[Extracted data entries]
• • •

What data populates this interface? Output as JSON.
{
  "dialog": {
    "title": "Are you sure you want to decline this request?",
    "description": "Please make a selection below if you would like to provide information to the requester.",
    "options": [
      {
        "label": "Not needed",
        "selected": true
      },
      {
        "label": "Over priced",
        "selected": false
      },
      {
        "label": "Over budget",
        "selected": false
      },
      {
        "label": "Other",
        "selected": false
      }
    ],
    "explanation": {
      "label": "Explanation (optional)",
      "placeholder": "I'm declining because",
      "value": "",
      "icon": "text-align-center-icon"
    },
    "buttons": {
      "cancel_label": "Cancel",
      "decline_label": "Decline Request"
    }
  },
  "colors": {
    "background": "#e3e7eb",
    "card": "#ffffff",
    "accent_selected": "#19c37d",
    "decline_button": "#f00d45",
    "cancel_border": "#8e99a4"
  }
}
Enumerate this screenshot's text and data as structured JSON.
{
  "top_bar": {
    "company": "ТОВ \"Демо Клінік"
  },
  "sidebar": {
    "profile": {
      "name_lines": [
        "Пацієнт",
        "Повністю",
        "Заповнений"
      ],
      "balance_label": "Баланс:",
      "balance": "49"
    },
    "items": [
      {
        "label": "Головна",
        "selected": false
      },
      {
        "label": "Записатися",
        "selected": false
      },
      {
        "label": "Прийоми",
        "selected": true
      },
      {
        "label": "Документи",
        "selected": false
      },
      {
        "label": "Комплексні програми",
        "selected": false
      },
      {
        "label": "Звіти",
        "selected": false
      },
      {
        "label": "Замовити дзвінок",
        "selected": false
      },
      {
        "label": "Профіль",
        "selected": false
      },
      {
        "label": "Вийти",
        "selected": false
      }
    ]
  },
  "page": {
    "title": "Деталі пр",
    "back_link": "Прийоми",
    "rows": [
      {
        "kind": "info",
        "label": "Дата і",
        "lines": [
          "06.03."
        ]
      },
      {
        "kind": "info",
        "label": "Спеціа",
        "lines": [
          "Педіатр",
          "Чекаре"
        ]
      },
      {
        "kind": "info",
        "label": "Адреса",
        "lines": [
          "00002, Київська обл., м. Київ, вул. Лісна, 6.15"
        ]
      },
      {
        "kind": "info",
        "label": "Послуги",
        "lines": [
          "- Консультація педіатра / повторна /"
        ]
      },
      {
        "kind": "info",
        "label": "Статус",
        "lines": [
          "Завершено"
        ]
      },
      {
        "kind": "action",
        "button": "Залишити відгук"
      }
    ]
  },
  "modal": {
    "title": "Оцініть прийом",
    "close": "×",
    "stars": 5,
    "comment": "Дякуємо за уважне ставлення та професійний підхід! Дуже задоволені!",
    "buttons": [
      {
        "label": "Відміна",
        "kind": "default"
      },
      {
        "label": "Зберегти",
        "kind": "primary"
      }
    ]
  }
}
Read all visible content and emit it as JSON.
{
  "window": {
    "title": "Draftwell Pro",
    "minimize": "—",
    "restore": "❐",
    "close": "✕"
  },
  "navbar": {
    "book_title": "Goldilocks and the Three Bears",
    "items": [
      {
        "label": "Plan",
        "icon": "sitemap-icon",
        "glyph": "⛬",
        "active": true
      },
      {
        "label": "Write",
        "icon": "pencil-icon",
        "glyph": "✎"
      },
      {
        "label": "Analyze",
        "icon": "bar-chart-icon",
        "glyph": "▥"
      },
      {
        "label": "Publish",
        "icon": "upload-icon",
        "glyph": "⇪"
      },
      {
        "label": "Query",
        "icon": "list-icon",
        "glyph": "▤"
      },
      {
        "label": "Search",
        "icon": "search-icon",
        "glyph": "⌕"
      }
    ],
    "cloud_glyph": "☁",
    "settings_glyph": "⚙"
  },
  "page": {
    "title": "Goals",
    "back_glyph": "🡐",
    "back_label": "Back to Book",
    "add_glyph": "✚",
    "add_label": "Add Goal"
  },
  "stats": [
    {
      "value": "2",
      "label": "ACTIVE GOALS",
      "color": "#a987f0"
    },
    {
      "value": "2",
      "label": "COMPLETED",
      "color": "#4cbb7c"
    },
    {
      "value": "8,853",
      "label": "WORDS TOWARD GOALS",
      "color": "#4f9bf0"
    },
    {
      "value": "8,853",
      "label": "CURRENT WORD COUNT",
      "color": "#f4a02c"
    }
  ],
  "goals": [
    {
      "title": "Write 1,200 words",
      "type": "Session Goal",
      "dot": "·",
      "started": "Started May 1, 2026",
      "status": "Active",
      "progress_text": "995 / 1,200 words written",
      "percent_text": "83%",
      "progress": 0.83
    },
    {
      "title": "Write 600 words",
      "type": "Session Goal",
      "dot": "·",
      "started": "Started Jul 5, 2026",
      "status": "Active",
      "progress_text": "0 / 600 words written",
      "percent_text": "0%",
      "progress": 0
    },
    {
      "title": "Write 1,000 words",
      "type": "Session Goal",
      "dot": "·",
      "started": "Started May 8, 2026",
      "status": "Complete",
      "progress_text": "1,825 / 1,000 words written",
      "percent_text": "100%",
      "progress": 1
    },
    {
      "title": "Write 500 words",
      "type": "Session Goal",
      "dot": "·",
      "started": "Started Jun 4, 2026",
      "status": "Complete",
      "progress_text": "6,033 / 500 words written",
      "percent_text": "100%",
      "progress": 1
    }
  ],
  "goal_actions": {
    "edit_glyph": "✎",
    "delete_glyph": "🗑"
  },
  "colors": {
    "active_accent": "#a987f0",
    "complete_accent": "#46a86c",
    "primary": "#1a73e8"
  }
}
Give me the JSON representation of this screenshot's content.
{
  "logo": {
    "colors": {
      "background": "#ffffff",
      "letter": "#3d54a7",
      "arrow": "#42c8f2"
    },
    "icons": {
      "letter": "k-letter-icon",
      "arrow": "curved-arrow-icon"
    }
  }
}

• • •

Locate "Give me the" in the data above. Then repeat, exactly, its line and each line after it through the last, adding nothing.

THE REPLY |
Give me the JSON representation of this screenshot's content.
{
  "logo": {
    "colors": {
      "background": "#ffffff",
      "letter": "#3d54a7",
      "arrow": "#42c8f2"
    },
    "icons": {
      "letter": "k-letter-icon",
      "arrow": "curved-arrow-icon"
    }
  }
}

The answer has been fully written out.